→ **STATED TASK**: Copy out the items from the one containing "fill-blank-item[interactable]: ........ به" through the one containing "answer-line[interactable] [34,735,684,736]", with "antonym-item" changed to "opposite-item" and nothing else altered.

→ **DATA TO PROCESS**:
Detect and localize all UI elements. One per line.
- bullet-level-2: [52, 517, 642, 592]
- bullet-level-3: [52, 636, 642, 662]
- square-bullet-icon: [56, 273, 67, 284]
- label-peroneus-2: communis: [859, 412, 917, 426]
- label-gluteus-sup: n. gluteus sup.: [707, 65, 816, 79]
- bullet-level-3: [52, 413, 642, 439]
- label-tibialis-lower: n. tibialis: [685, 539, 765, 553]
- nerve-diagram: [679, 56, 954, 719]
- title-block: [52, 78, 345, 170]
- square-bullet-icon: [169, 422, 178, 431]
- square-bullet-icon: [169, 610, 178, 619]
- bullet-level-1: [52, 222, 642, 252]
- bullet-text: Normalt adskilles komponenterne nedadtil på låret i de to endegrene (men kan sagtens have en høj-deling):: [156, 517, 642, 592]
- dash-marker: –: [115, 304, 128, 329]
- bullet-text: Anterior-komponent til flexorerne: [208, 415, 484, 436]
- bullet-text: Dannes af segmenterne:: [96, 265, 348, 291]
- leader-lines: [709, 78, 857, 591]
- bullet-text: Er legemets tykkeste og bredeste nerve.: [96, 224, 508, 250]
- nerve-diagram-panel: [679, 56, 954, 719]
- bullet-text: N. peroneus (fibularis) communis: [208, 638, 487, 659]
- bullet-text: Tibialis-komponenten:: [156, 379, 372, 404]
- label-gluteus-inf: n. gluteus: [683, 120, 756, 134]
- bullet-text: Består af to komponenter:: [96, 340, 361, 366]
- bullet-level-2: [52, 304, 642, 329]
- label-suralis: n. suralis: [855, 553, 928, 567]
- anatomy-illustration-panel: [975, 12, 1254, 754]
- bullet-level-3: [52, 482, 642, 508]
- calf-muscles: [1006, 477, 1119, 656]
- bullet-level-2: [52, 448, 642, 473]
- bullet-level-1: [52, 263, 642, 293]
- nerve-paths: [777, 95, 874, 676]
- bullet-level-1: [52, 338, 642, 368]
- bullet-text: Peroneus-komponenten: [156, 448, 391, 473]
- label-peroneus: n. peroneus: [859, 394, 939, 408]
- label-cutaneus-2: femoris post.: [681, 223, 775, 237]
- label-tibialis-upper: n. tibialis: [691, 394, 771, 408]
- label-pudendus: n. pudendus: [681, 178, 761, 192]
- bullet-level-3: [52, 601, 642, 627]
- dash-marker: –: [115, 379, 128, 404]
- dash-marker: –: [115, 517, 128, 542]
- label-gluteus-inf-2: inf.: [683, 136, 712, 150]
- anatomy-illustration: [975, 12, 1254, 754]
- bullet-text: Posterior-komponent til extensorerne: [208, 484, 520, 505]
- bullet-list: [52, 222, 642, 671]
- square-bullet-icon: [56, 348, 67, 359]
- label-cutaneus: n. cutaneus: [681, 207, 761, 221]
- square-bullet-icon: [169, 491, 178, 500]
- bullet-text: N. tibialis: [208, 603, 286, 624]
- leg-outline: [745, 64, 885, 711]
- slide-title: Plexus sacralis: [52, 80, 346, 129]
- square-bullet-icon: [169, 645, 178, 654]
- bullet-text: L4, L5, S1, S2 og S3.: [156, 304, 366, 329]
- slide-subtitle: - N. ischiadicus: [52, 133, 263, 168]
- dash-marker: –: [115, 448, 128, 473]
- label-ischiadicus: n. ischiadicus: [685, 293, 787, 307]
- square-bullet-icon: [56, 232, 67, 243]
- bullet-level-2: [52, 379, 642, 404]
--
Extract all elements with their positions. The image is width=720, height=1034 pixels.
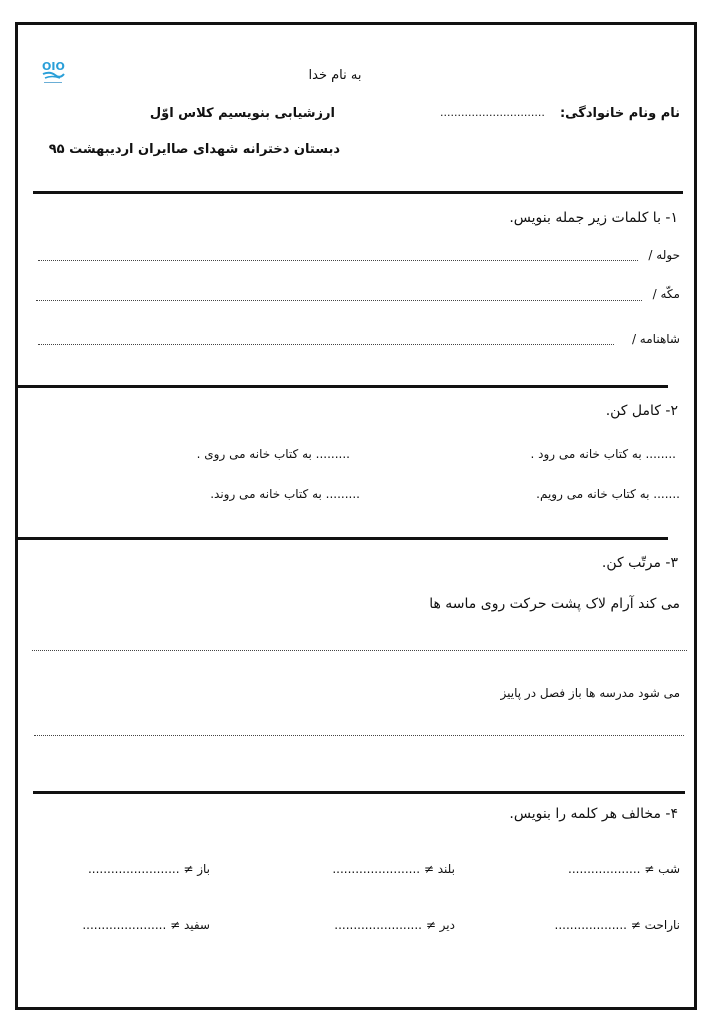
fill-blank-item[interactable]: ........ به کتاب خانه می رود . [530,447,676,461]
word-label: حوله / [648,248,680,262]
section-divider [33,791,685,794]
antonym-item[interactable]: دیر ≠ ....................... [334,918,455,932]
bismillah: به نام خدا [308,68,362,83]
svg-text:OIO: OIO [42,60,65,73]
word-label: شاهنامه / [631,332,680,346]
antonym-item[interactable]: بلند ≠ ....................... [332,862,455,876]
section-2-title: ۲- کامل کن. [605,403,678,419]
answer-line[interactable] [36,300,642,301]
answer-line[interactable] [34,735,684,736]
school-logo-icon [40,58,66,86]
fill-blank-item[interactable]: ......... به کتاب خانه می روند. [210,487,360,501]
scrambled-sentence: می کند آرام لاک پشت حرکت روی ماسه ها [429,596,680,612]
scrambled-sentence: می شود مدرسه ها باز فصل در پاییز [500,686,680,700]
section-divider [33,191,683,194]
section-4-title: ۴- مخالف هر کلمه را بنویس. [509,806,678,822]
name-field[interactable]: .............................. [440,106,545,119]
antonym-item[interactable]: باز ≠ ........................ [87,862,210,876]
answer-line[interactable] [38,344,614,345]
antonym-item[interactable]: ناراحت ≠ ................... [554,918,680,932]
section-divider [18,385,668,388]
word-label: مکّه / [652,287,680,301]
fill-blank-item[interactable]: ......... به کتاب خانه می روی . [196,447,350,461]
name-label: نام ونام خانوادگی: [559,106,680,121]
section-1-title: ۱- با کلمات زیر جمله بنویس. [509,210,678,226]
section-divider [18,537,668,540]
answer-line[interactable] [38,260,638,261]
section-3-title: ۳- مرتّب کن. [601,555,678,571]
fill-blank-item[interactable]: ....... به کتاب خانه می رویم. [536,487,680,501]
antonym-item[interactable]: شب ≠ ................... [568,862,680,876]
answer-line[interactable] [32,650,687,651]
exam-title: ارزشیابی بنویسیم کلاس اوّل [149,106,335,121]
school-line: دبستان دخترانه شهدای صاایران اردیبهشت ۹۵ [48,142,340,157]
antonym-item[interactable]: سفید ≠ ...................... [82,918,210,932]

→ **RESPONSE TO THIS TASK**:
fill-blank-item[interactable]: ........ به کتاب خانه می رود . [530,447,676,461]
word-label: حوله / [648,248,680,262]
section-divider [33,791,685,794]
opposite-item[interactable]: دیر ≠ ....................... [334,918,455,932]
bismillah: به نام خدا [308,68,362,83]
svg-text:OIO: OIO [42,60,65,73]
word-label: شاهنامه / [631,332,680,346]
opposite-item[interactable]: بلند ≠ ....................... [332,862,455,876]
section-2-title: ۲- کامل کن. [605,403,678,419]
answer-line[interactable] [36,300,642,301]
answer-line[interactable] [34,735,684,736]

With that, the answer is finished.